*TEXT SECTION*:
########################################
# Looking for input and suggestions



## scottyj207 (Jan 16, 2015)

Hello, I'd like to hear what some others think about my fish and current tank setup. I have a 55 gallon as well as a 30 gallon. Both are community tanks and rather harmonious now that I have split up my Angelfish. I had a mated pair in my big tank but they were becoming more and more territorial and would chase after the other fish. I feel guilty about splitting them up but I have seen no aggression from either since I rearranged tanks. Below is what I now have in each tank and things seem good. I am wondering what you think. How you would stock each tank. Did I make any mistakes? Any suggestions for either tank, adding or subtracting? 

55 Gallon Occupants
1 Angelfish
1 Silver Dollar (Is the lone survivor of a school my ex had and is over 5 years old.)
1 Pearl Gourami
1 Bristlenose Pleco
3 Upside Down Catfish
6 Bronze Cory Cats
6 Congo Tetras
6 Columbian Tetras
7 Neon Tetras
9 Assorted Platys (thinking of moving some to the 30 gallon)

30 Gallon Occupants
1 Angelfish 
1 German Blue Ram
1 Beta
5 Albino Corys
6 Pristella Tetras


----------
########################################
*THE DATA*:
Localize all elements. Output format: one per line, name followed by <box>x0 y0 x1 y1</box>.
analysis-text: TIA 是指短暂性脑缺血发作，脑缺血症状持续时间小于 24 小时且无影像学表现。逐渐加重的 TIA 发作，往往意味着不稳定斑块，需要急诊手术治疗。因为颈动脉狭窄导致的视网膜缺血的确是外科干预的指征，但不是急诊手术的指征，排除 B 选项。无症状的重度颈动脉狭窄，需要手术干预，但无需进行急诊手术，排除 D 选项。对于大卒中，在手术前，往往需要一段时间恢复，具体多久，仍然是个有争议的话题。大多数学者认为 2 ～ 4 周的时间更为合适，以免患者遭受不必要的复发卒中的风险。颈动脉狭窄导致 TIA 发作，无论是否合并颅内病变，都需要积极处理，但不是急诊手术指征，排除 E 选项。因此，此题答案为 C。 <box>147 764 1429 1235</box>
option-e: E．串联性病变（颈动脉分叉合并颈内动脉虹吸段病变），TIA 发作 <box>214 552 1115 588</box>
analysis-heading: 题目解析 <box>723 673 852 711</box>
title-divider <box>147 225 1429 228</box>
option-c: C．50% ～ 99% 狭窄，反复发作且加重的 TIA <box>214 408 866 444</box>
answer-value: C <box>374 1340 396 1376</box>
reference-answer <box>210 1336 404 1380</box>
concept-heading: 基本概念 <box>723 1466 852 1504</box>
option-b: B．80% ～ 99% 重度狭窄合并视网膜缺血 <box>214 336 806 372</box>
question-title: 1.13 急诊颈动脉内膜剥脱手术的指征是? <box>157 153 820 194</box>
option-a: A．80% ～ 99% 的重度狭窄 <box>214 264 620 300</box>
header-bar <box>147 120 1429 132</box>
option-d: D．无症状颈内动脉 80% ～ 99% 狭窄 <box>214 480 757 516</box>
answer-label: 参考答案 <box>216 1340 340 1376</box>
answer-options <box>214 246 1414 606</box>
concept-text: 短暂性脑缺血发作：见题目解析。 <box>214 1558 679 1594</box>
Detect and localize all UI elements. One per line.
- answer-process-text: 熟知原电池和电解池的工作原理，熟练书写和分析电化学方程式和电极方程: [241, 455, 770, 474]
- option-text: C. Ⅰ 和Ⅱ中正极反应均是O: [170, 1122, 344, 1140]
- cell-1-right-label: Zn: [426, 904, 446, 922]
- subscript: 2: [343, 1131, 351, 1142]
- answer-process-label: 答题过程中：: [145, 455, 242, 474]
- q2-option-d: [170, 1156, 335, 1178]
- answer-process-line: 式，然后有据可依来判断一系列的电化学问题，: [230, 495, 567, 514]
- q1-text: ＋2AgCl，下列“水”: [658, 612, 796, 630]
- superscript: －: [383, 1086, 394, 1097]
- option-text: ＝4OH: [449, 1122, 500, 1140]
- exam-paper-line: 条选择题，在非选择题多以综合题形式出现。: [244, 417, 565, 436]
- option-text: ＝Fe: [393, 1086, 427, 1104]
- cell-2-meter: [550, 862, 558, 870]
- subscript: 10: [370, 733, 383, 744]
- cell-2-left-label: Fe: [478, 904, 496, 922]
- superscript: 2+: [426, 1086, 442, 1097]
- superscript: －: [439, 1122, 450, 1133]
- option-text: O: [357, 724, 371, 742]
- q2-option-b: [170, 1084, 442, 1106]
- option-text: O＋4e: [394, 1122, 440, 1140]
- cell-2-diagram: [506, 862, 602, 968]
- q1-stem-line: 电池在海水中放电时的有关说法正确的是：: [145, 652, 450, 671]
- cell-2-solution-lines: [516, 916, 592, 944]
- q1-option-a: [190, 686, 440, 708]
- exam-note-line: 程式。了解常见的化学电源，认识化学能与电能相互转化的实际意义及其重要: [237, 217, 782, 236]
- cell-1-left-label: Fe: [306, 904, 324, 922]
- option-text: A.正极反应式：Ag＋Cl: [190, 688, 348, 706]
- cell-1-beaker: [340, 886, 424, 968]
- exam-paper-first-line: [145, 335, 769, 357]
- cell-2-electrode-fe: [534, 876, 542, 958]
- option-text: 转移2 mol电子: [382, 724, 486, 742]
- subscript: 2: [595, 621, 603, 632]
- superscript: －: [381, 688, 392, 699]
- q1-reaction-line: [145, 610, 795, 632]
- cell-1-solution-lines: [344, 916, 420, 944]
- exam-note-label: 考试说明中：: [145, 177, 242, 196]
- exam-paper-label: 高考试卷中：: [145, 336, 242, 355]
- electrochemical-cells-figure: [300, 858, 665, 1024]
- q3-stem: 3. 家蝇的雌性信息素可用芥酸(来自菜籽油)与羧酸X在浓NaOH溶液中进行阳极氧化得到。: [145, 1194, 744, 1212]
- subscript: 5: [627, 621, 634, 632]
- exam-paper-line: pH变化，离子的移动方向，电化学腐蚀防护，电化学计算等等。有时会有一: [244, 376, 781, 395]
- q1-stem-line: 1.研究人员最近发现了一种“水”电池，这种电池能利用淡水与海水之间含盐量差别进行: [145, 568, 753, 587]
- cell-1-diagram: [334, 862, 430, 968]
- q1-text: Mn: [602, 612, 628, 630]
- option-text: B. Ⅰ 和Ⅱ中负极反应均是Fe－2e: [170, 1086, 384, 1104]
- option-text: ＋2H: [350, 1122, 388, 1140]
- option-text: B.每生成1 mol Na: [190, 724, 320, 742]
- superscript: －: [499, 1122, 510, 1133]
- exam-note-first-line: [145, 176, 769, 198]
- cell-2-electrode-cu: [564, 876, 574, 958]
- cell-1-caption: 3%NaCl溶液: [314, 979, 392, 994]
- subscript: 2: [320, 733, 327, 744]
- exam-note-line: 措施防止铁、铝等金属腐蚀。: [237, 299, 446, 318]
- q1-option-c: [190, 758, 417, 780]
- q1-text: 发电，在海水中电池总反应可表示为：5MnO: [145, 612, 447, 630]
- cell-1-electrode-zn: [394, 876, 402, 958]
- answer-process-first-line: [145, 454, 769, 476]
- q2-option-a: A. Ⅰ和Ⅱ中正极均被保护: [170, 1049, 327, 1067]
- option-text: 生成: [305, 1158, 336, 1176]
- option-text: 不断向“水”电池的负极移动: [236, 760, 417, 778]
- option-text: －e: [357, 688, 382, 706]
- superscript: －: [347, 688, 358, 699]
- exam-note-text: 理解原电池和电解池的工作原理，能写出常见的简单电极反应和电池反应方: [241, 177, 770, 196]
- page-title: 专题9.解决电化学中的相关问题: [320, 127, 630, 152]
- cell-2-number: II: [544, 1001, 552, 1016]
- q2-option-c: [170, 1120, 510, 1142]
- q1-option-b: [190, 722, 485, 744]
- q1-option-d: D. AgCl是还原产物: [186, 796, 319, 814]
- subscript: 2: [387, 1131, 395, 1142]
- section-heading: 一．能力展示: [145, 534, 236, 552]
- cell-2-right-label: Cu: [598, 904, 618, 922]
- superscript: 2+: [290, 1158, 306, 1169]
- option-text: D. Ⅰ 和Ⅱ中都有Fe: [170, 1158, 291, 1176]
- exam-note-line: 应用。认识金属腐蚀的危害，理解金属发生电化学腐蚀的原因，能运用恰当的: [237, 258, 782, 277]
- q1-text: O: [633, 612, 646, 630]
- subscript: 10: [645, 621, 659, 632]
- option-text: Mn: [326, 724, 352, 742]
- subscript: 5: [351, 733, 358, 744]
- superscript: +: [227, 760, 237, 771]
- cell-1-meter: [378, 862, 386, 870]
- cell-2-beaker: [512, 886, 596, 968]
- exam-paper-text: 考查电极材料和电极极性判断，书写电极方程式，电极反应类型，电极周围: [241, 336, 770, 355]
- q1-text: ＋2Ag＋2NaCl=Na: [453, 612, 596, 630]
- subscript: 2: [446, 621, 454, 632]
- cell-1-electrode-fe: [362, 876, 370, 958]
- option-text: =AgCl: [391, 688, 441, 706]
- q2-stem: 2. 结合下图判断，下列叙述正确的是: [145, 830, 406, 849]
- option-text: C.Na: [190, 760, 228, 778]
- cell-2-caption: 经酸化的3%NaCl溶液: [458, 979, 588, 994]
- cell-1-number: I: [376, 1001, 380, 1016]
########################################
*EXERCISE 1*: Please copy the part of the aquarium post above that lies between "# Looking for" and "adding or subtracting?", inclusive.
*EXERCISE 2*:
Answer these questions from the aquarium post above.
(a) What are the sizes of the two tanks?
(b) How old is the Silver Dollar?
(c) How many Albino Corys are in the 30 gallon tank?

*WRITTEN RESPONSE 1*:
# Looking for input and suggestions



## scottyj207 (Jan 16, 2015)

Hello, I'd like to hear what some others think about my fish and current tank setup. I have a 55 gallon as well as a 30 gallon. Both are community tanks and rather harmonious now that I have split up my Angelfish. I had a mated pair in my big tank but they were becoming more and more territorial and would chase after the other fish. I feel guilty about splitting them up but I have seen no aggression from either since I rearranged tanks. Below is what I now have in each tank and things seem good. I am wondering what you think. How you would stock each tank. Did I make any mistakes? Any suggestions for either tank, adding or subtracting?

*WRITTEN RESPONSE 2*:
(a) 55 gallons and 30 gallons
(b) Over 5 years old
(c) 5